# Immer auf dem Laufenden! Welches Spiel kommt wann? Unsere Heftrubrik &quot;Alle Spiele, alle Termine&quot; verrät Ihnen dieses Geheimnis! A propos: Le



## Administrator (27. September 2006)

*Immer auf dem Laufenden! Welches Spiel kommt wann? Unsere Heftrubrik "Alle Spiele, alle Termine" verrät Ihnen dieses Geheimnis! A propos: Lesen Sie diese Rubrik?*

Jetzt ist Ihre Meinung gefragt: Hier können Sie Ihren Kommentar zum Quickpoll veröffentlichen und mit  anderen Lesern darüber diskutieren.


----------



## crackajack (27. September 2006)

*AW: Immer auf dem Laufenden! Welches Spiel kommt wann? Unsere Heftrubrik "Alle Spiele, alle Termine" verrät Ihnen dieses Geheimnis! A propos: Lesen Sie diese Rubrik?*

[x] Ja, jede Ausgabe!

Wenn gemeint ist das man sich die Newsfetzen aus der Auflistung raussaugt.

Gleich mal meine Standardnörgelei zu dem Heftteil:
Trennt endlich wieder die News von den Terminen.


----------



## KONNAITN (27. September 2006)

*AW: Immer auf dem Laufenden! Welches Spiel kommt wann? Unsere Heftrubrik "Alle Spiele, alle Termine" verrät Ihnen dieses Geheimnis! A propos: Lesen Sie diese Rubrik?*

"Lesen" wäre übertrieben. Wenn mir beim Durchblättern etwas in's Auge springt, lese ich die paar Zeilen, aber länger beschäftige ich mich nicht damit.

Die Idee Release-Termine aufzulisten ist an sich ja nicht schlecht, aber in der jetzigen Form nimmt das ganze für mein Empfinden einfach zu viel Platz ein.


----------



## Goddess (27. September 2006)

*AW: Immer auf dem Laufenden! Welches Spiel kommt wann? Unsere Heftrubrik "Alle Spiele, alle Termine" verrät Ihnen dieses Geheimnis! A propos: Lesen Sie diese Rubrik?*

Ich überblättere sie. Die Aufmachung ist, bedingt durch die Bilder,  grundsätzlich nett zu betrachten, aber die Auflistung der Spiele ist einfach unübersichtlich. Es ist einfach nur ein bunter Mix aus Quartalen, Monaten und Jahren. Dadurch geht ein grosser Teil der Informationen einfach "flöten". Da wäre mir eine schöne, übersichtliche, Tabelle wesentlich lieber. Informationen zu den gelisteten Spielen können auch im Heft als Preview/Review oder Kurztest unter gebracht werden.

--------------------------------

## Zu bearbeitende Aufgabe
Schreiben Sie aus der Forumsdiskussion zur Heftrubrik „Alle Spiele, alle Termine“ den Abschnitt von „## crackajack (27.“ bis einschließlich „Ja, jede Ausgabe!“ wortgetreu ab.

## Datenübersicht
--------------------------------

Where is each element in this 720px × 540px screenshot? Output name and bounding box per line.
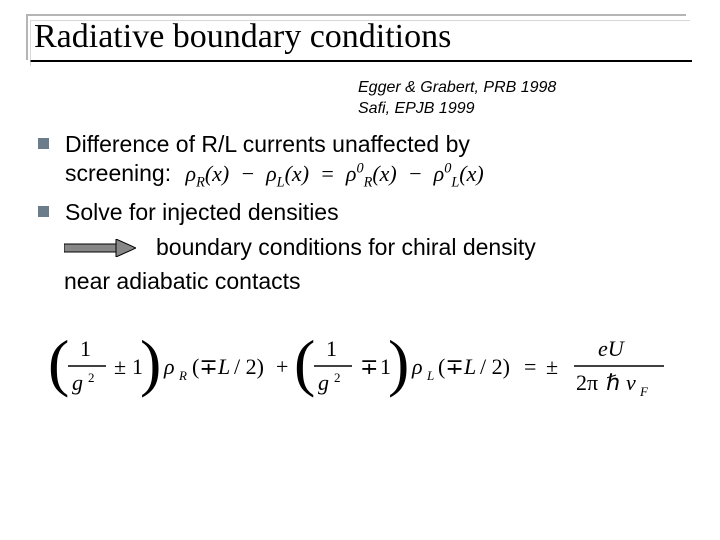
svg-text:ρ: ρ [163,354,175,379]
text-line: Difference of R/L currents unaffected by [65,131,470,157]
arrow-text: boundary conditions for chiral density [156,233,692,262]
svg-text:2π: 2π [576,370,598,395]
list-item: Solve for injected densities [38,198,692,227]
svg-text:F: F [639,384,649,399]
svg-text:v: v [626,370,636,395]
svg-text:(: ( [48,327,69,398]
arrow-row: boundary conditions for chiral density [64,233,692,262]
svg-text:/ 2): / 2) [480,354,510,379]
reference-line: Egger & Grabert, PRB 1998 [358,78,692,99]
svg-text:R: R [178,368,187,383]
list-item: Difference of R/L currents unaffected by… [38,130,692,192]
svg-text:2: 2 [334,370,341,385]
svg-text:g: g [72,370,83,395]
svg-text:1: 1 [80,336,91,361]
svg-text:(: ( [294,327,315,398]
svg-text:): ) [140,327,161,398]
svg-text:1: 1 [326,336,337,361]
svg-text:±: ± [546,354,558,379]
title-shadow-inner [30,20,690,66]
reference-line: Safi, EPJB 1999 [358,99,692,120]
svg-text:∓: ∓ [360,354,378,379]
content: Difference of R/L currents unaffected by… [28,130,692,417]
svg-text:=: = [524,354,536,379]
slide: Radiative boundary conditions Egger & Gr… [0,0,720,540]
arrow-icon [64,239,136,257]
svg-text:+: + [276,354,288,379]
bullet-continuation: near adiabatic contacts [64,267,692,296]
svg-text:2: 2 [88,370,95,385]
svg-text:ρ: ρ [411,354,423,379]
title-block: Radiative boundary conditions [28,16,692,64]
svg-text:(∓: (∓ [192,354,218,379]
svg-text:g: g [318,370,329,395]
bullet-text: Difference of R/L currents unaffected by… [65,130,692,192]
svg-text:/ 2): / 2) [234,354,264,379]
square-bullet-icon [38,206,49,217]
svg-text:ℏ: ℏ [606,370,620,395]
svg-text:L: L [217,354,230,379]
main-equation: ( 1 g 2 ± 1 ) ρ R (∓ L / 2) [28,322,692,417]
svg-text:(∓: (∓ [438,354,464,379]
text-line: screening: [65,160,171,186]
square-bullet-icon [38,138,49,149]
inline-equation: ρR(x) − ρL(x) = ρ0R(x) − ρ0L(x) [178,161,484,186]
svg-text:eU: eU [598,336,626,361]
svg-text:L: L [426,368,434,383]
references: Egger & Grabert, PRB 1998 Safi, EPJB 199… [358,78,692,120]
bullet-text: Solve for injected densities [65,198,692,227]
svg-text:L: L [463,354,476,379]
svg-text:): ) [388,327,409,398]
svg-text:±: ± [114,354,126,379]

--------------------------------

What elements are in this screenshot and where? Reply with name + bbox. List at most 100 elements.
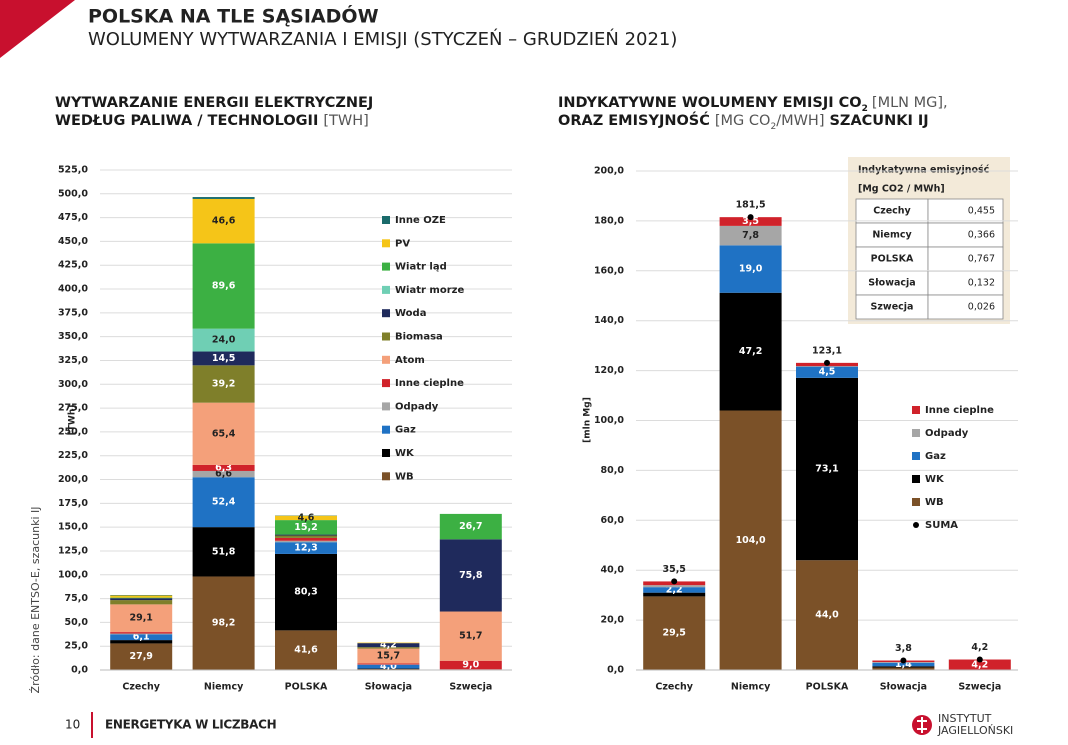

--------------------------------

## Lösung der Aufgabe
## crackajack (27. September 2006)

*AW: Immer auf dem Laufenden! Welches Spiel kommt wann? Unsere Heftrubrik "Alle Spiele, alle Termine" verrät Ihnen dieses Geheimnis! A propos: Lesen Sie diese Rubrik?*

[x] Ja, jede Ausgabe!